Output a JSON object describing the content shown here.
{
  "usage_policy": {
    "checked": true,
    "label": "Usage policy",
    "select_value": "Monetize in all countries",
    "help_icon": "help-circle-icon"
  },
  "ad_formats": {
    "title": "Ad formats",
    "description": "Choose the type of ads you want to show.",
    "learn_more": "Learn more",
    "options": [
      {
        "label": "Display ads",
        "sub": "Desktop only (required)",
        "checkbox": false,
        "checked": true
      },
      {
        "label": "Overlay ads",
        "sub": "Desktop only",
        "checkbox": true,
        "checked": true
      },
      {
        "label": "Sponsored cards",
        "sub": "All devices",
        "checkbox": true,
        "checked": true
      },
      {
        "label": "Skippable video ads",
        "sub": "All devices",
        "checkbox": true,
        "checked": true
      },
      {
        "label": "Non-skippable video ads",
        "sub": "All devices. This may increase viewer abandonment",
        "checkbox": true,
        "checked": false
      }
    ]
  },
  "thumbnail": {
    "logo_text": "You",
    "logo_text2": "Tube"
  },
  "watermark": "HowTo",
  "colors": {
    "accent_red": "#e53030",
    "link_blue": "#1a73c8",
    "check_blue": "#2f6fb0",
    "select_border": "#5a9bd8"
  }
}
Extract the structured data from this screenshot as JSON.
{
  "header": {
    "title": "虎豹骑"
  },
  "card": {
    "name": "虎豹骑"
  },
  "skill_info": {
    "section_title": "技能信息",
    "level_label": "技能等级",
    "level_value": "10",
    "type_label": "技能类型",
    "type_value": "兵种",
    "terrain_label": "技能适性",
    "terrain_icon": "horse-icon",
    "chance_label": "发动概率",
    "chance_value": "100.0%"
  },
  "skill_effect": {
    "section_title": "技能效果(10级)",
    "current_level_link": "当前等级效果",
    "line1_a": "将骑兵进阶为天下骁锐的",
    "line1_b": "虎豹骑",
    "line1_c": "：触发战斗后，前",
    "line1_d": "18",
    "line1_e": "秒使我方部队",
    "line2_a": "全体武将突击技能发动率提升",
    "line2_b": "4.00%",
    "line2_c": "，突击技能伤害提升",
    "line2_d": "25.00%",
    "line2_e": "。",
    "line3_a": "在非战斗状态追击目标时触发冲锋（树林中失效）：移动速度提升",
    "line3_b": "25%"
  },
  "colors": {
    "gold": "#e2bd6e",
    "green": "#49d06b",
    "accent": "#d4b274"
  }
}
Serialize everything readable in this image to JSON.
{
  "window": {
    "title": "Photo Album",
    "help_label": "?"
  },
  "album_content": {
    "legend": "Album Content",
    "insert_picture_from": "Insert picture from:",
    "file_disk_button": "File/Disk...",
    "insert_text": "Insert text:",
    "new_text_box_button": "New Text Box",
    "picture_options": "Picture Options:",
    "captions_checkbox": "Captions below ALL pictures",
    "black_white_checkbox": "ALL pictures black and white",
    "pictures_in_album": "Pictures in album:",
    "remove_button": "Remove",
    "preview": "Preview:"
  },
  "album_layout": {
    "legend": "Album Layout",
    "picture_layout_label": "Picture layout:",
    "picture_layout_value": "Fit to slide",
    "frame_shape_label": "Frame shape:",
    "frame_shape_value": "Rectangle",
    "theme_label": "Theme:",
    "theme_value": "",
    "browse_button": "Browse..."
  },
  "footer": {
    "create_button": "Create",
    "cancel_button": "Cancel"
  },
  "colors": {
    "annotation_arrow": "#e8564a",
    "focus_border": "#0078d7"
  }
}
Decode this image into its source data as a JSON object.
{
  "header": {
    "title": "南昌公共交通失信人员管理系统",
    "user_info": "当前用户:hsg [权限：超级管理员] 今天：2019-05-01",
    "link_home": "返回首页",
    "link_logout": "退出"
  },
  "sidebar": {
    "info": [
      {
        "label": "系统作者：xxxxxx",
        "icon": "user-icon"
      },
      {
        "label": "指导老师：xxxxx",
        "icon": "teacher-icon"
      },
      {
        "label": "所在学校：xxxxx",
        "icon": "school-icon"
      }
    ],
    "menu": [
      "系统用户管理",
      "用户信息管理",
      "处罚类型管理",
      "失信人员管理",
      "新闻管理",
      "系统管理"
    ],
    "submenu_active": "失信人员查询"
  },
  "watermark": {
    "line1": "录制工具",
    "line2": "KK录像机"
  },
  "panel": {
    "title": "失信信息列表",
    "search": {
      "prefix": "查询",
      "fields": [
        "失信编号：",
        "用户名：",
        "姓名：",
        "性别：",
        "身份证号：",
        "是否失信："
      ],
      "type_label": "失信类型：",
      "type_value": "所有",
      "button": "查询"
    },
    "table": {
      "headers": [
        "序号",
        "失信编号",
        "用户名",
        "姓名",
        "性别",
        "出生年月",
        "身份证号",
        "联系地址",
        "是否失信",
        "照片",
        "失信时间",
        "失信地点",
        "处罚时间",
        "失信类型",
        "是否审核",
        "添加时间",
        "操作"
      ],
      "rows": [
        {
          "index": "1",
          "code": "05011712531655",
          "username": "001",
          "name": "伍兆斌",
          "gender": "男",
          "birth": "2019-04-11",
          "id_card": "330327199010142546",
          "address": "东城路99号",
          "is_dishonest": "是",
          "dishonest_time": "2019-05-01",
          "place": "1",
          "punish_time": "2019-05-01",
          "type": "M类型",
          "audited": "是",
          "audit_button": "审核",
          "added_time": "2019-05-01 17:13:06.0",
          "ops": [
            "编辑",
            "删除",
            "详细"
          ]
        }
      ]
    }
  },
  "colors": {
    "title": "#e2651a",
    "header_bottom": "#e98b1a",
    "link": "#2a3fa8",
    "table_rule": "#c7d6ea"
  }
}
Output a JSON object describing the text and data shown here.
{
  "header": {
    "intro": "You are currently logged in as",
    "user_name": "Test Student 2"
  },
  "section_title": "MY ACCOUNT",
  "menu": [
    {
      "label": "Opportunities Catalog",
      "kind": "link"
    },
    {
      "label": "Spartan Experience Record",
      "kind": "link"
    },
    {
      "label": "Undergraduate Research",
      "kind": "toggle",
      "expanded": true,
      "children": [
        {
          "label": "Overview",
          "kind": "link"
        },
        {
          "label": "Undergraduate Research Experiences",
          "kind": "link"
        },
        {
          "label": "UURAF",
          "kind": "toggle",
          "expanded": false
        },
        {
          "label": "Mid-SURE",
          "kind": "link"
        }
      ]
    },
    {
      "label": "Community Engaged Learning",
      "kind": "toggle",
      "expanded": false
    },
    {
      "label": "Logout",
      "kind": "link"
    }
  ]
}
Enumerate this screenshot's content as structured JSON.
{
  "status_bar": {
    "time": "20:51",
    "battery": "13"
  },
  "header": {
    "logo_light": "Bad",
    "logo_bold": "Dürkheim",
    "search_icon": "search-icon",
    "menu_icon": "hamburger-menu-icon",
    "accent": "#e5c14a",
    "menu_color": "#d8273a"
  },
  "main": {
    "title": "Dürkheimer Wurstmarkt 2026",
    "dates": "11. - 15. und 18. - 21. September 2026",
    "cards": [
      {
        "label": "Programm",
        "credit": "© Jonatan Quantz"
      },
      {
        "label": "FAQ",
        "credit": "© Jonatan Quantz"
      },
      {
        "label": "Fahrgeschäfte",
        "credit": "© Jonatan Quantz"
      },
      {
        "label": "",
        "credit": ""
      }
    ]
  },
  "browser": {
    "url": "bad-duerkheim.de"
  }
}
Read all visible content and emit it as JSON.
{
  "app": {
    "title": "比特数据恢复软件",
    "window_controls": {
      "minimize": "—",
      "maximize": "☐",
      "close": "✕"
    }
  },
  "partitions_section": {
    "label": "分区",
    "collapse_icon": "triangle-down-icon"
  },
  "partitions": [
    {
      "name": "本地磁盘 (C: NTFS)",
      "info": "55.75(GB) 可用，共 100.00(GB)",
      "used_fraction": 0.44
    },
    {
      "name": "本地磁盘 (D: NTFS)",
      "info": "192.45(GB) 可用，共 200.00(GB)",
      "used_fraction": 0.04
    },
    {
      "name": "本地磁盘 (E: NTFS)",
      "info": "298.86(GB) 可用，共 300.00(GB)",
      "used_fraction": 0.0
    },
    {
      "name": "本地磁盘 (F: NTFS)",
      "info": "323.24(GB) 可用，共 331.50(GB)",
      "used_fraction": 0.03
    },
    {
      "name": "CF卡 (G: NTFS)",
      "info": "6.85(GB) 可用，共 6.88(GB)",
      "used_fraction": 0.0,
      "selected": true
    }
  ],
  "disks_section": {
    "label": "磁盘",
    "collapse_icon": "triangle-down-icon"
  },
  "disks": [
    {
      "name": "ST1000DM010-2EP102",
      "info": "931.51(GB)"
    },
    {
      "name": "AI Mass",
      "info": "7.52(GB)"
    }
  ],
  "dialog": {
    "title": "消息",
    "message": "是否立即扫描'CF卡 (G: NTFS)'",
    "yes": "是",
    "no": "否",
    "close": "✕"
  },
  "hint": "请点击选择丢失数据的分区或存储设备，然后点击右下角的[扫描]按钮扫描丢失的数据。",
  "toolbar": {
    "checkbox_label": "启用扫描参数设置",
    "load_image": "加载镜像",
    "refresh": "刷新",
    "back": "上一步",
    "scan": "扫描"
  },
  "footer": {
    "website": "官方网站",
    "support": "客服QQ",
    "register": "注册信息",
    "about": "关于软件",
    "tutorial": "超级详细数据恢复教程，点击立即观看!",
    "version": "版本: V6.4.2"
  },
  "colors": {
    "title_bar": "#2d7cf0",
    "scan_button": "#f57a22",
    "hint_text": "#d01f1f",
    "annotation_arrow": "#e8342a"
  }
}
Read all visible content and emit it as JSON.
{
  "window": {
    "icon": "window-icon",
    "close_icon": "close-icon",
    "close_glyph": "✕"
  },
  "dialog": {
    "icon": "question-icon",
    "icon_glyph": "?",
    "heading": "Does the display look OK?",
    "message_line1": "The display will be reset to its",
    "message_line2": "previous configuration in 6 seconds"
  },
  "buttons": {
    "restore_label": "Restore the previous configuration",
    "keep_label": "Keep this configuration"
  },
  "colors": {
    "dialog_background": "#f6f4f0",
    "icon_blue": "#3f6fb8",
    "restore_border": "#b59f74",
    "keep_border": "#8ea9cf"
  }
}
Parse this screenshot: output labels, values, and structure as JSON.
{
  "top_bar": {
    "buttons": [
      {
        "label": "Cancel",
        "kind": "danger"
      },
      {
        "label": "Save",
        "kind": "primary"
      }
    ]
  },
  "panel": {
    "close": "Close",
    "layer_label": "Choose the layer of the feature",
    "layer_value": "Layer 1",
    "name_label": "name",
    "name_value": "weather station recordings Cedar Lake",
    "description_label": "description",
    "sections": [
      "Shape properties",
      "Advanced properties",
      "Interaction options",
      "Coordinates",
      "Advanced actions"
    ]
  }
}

####

What is needed:
Through the last line of the entries above, beginning at the line containing "Parse this screenshot: output", transcribe each line exactly, both ends included and nothing more.

Answer to this exercise:
Parse this screenshot: output labels, values, and structure as JSON.
{
  "top_bar": {
    "buttons": [
      {
        "label": "Cancel",
        "kind": "danger"
      },
      {
        "label": "Save",
        "kind": "primary"
      }
    ]
  },
  "panel": {
    "close": "Close",
    "layer_label": "Choose the layer of the feature",
    "layer_value": "Layer 1",
    "name_label": "name",
    "name_value": "weather station recordings Cedar Lake",
    "description_label": "description",
    "sections": [
      "Shape properties",
      "Advanced properties",
      "Interaction options",
      "Coordinates",
      "Advanced actions"
    ]
  }
}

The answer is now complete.